◆ Short task: Please output the entries below from the line that contains "What does this" through the final line, reproduced exactly and alone.

--- Start of Listing ---

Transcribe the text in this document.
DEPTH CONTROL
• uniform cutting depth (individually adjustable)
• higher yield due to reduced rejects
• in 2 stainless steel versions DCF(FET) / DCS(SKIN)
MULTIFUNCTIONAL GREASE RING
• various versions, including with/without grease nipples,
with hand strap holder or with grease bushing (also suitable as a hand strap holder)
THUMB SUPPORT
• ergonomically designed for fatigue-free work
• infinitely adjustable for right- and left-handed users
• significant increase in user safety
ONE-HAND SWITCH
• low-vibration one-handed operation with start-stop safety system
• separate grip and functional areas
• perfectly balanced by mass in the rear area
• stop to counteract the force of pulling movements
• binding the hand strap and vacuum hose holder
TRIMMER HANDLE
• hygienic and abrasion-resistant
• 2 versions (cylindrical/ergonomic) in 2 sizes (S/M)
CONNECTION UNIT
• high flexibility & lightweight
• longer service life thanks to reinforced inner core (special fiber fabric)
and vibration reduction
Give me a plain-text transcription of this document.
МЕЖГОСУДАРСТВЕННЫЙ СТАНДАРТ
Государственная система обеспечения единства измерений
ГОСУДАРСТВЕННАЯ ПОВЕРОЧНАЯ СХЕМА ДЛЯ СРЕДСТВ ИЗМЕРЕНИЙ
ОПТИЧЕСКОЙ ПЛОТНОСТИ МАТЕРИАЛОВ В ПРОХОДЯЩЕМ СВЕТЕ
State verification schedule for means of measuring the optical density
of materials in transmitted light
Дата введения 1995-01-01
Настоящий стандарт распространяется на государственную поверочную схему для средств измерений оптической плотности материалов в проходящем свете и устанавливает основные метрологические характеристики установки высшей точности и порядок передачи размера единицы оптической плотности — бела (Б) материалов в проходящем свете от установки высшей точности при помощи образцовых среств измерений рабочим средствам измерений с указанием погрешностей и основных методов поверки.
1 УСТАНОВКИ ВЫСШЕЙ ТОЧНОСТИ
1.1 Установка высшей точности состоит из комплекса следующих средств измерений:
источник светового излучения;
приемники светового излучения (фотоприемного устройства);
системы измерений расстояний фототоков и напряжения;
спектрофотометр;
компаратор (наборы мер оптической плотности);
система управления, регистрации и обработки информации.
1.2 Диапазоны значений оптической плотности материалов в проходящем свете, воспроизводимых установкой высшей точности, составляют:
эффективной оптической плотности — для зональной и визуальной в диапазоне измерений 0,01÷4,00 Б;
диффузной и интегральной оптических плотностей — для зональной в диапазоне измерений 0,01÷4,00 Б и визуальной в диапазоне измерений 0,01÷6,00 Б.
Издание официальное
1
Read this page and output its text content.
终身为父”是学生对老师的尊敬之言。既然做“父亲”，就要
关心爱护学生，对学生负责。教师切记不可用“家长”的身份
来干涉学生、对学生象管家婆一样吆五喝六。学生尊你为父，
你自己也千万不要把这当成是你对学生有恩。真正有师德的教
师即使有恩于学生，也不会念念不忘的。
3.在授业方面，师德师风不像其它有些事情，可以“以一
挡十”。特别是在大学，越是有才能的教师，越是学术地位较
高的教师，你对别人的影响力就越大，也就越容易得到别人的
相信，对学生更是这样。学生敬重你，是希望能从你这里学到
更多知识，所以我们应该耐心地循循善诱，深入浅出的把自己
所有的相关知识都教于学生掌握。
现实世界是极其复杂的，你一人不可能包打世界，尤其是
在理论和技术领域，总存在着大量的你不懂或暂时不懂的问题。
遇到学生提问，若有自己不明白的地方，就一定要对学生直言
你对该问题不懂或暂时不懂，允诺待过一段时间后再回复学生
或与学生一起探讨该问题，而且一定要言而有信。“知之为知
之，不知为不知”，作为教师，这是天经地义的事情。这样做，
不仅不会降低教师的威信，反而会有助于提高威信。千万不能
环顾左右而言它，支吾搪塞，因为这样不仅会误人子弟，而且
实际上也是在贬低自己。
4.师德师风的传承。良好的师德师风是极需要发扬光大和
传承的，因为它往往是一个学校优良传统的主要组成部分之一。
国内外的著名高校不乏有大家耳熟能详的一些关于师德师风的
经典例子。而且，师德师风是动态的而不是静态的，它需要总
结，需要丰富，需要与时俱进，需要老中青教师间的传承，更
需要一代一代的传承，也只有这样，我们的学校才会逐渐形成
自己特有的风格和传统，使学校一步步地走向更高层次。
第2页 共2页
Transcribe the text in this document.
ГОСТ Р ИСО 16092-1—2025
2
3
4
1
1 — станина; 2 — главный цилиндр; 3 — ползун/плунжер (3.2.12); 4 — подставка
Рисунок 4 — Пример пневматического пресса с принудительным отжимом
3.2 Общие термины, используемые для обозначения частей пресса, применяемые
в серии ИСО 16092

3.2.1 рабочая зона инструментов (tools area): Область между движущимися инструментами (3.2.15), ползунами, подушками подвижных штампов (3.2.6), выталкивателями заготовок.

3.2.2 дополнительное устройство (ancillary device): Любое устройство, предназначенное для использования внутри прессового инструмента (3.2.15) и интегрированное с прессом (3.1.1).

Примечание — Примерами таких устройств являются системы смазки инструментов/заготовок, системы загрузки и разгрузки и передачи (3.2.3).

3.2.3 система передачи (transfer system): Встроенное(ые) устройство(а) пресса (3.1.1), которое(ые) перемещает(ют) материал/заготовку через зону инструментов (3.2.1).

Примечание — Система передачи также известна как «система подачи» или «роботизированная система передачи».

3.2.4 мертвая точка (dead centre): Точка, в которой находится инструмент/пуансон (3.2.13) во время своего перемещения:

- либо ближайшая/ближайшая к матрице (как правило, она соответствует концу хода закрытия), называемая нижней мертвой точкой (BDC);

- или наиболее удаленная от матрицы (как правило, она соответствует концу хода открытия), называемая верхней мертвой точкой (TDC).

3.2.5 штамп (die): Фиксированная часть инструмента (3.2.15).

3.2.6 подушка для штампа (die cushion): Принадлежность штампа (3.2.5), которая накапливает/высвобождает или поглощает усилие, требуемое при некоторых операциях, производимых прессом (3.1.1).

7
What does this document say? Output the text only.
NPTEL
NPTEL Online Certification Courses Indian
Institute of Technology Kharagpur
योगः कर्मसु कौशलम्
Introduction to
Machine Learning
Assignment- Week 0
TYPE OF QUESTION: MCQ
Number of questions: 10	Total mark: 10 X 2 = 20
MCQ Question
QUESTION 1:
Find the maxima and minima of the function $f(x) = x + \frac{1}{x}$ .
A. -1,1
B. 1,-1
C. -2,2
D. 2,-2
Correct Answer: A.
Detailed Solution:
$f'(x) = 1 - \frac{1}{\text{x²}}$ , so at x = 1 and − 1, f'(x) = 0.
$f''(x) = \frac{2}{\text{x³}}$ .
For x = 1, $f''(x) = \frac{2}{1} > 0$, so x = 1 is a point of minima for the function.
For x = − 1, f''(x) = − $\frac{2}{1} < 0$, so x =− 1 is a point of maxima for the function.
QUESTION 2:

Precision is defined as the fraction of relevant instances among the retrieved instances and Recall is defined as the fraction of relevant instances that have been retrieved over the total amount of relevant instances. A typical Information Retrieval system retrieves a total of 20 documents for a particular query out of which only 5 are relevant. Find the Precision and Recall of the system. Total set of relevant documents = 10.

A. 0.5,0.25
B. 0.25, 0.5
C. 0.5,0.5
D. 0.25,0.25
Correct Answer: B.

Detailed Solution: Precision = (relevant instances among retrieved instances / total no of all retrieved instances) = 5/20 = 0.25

--- End of Listing ---

◆ Answer to the exercise:
What does this document say? Output the text only.
NPTEL
NPTEL Online Certification Courses Indian
Institute of Technology Kharagpur
योगः कर्मसु कौशलम्
Introduction to
Machine Learning
Assignment- Week 0
TYPE OF QUESTION: MCQ
Number of questions: 10	Total mark: 10 X 2 = 20
MCQ Question
QUESTION 1:
Find the maxima and minima of the function $f(x) = x + \frac{1}{x}$ .
A. -1,1
B. 1,-1
C. -2,2
D. 2,-2
Correct Answer: A.
Detailed Solution:
$f'(x) = 1 - \frac{1}{\text{x²}}$ , so at x = 1 and − 1, f'(x) = 0.
$f''(x) = \frac{2}{\text{x³}}$ .
For x = 1, $f''(x) = \frac{2}{1} > 0$, so x = 1 is a point of minima for the function.
For x = − 1, f''(x) = − $\frac{2}{1} < 0$, so x =− 1 is a point of maxima for the function.
QUESTION 2:

Precision is defined as the fraction of relevant instances among the retrieved instances and Recall is defined as the fraction of relevant instances that have been retrieved over the total amount of relevant instances. A typical Information Retrieval system retrieves a total of 20 documents for a particular query out of which only 5 are relevant. Find the Precision and Recall of the system. Total set of relevant documents = 10.

A. 0.5,0.25
B. 0.25, 0.5
C. 0.5,0.5
D. 0.25,0.25
Correct Answer: B.

Detailed Solution: Precision = (relevant instances among retrieved instances / total no of all retrieved instances) = 5/20 = 0.25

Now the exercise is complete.